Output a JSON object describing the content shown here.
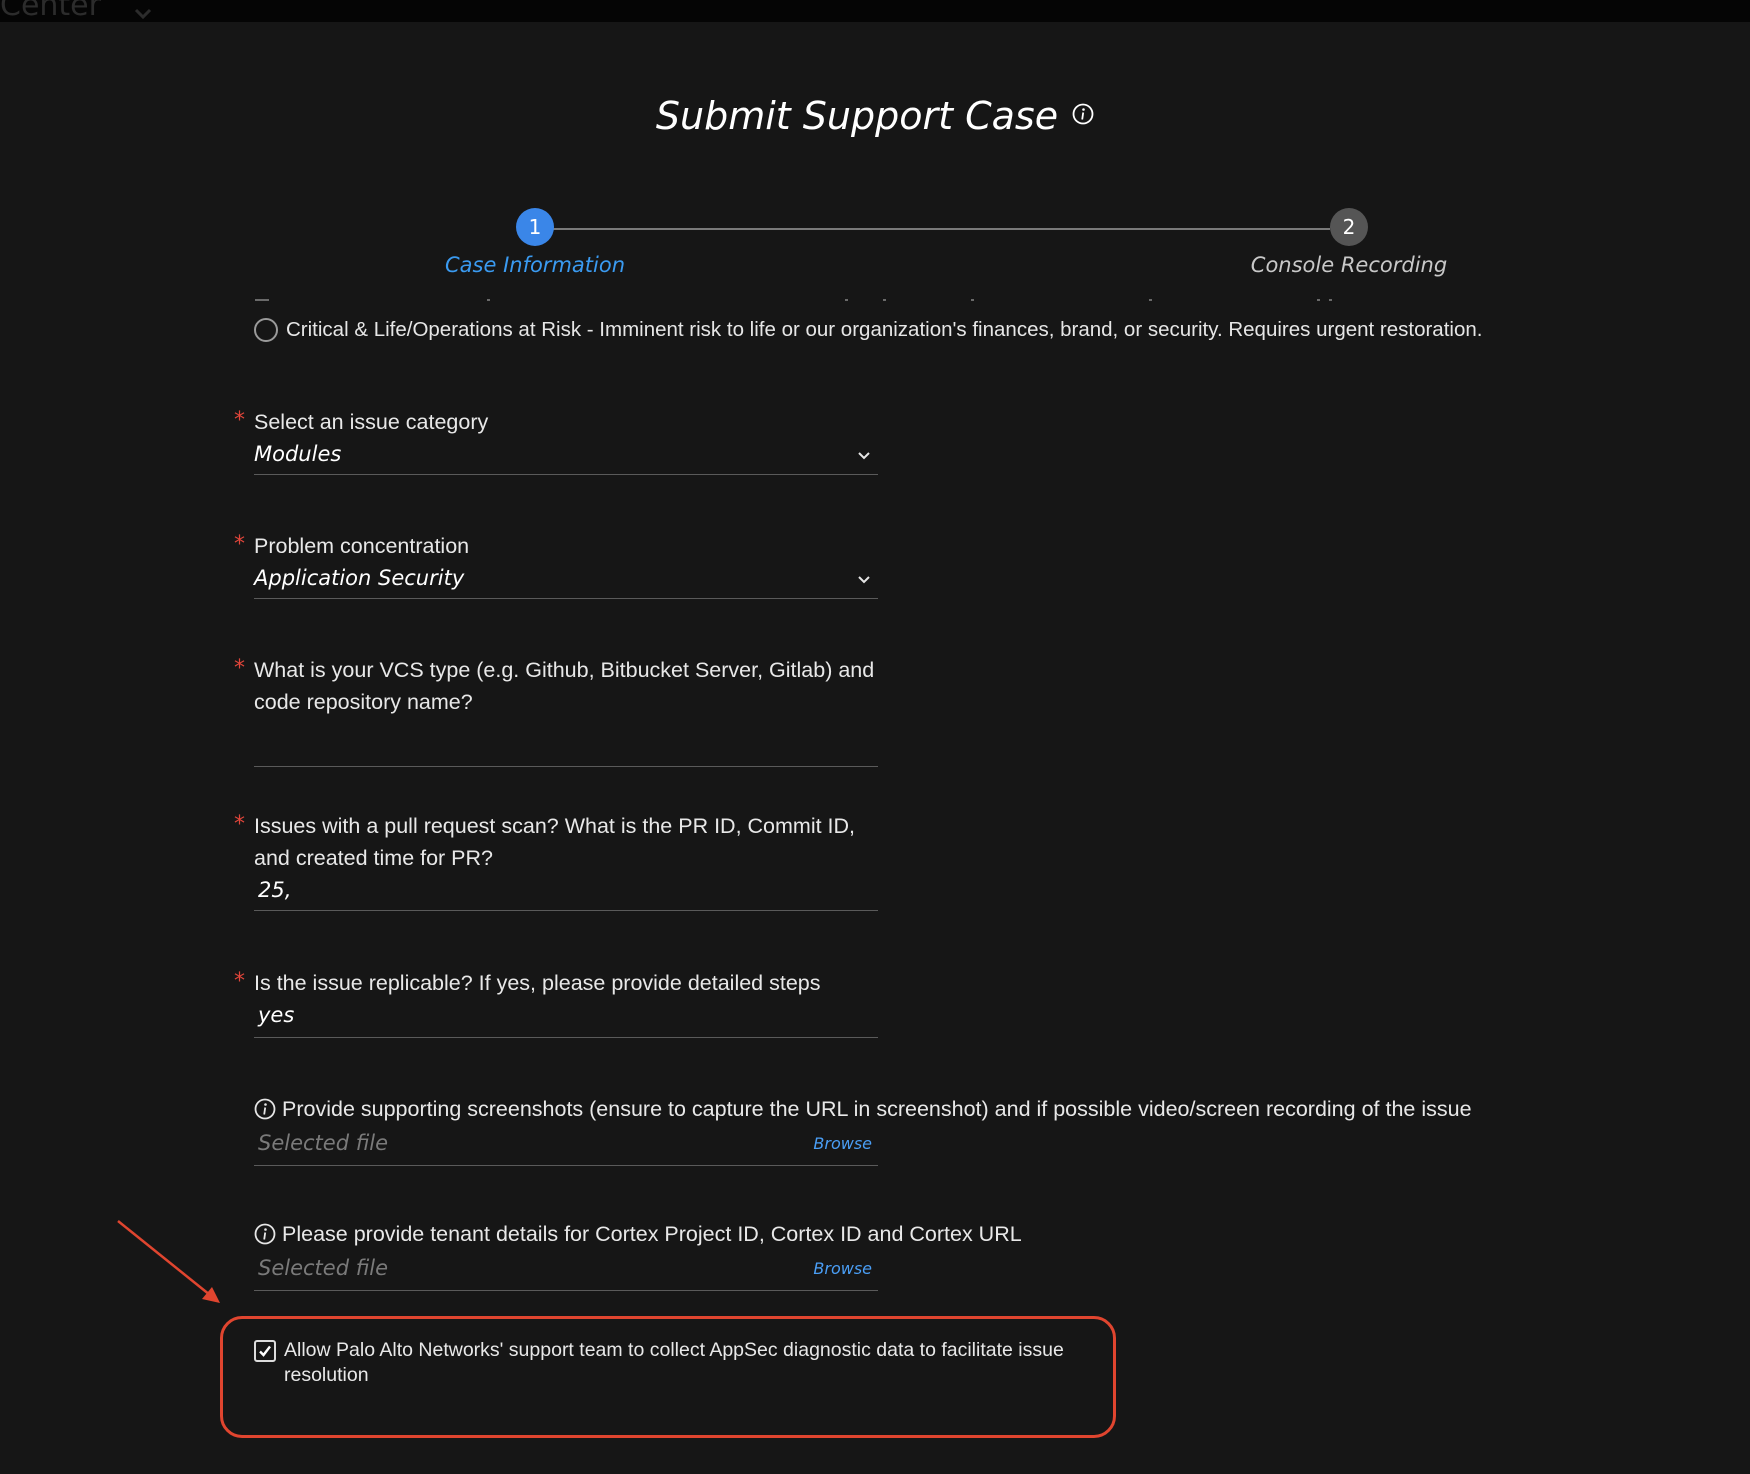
{
  "topbar": {
    "label": "Center"
  },
  "header": {
    "title": "Submit Support Case"
  },
  "stepper": {
    "steps": [
      {
        "number": "1",
        "label": "Case Information",
        "active": true
      },
      {
        "number": "2",
        "label": "Console Recording",
        "active": false
      }
    ]
  },
  "severity": {
    "option_label": "Critical & Life/Operations at Risk - Imminent risk to life or our organization's finances, brand, or security. Requires urgent restoration."
  },
  "fields": {
    "issue_category": {
      "label": "Select an issue category",
      "value": "Modules"
    },
    "problem_concentration": {
      "label": "Problem concentration",
      "value": "Application Security"
    },
    "vcs_type": {
      "label": "What is your VCS type (e.g. Github, Bitbucket Server, Gitlab) and code repository name?",
      "value": ""
    },
    "pr_scan": {
      "label": "Issues with a pull request scan? What is the PR ID, Commit ID, and created time for PR?",
      "value": "25,"
    },
    "replicable": {
      "label": "Is the issue replicable? If yes, please provide detailed steps",
      "value": "yes"
    },
    "required_marker": "*"
  },
  "uploads": {
    "screenshots": {
      "label": "Provide supporting screenshots (ensure to capture the URL in screenshot) and if possible video/screen recording of the issue",
      "placeholder": "Selected file",
      "browse_label": "Browse"
    },
    "tenant": {
      "label": "Please provide tenant details for Cortex Project ID, Cortex ID and Cortex URL",
      "placeholder": "Selected file",
      "browse_label": "Browse"
    }
  },
  "consent": {
    "checked": true,
    "label": "Allow Palo Alto Networks' support team to collect AppSec diagnostic data to facilitate issue resolution"
  },
  "colors": {
    "background": "#161616",
    "accent": "#3a86e8",
    "link": "#4a9ef5",
    "required": "#e0453a",
    "annotation": "#e0452f"
  }
}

What you will do – Reproduce each record above by retyping it exactly; omit all images.

Result of the task –
Output a JSON object describing the content shown here.
{
  "topbar": {
    "label": "Center"
  },
  "header": {
    "title": "Submit Support Case"
  },
  "stepper": {
    "steps": [
      {
        "number": "1",
        "label": "Case Information",
        "active": true
      },
      {
        "number": "2",
        "label": "Console Recording",
        "active": false
      }
    ]
  },
  "severity": {
    "option_label": "Critical & Life/Operations at Risk - Imminent risk to life or our organization's finances, brand, or security. Requires urgent restoration."
  },
  "fields": {
    "issue_category": {
      "label": "Select an issue category",
      "value": "Modules"
    },
    "problem_concentration": {
      "label": "Problem concentration",
      "value": "Application Security"
    },
    "vcs_type": {
      "label": "What is your VCS type (e.g. Github, Bitbucket Server, Gitlab) and code repository name?",
      "value": ""
    },
    "pr_scan": {
      "label": "Issues with a pull request scan? What is the PR ID, Commit ID, and created time for PR?",
      "value": "25,"
    },
    "replicable": {
      "label": "Is the issue replicable? If yes, please provide detailed steps",
      "value": "yes"
    },
    "required_marker": "*"
  },
  "uploads": {
    "screenshots": {
      "label": "Provide supporting screenshots (ensure to capture the URL in screenshot) and if possible video/screen recording of the issue",
      "placeholder": "Selected file",
      "browse_label": "Browse"
    },
    "tenant": {
      "label": "Please provide tenant details for Cortex Project ID, Cortex ID and Cortex URL",
      "placeholder": "Selected file",
      "browse_label": "Browse"
    }
  },
  "consent": {
    "checked": true,
    "label": "Allow Palo Alto Networks' support team to collect AppSec diagnostic data to facilitate issue resolution"
  },
  "colors": {
    "background": "#161616",
    "accent": "#3a86e8",
    "link": "#4a9ef5",
    "required": "#e0453a",
    "annotation": "#e0452f"
  }
}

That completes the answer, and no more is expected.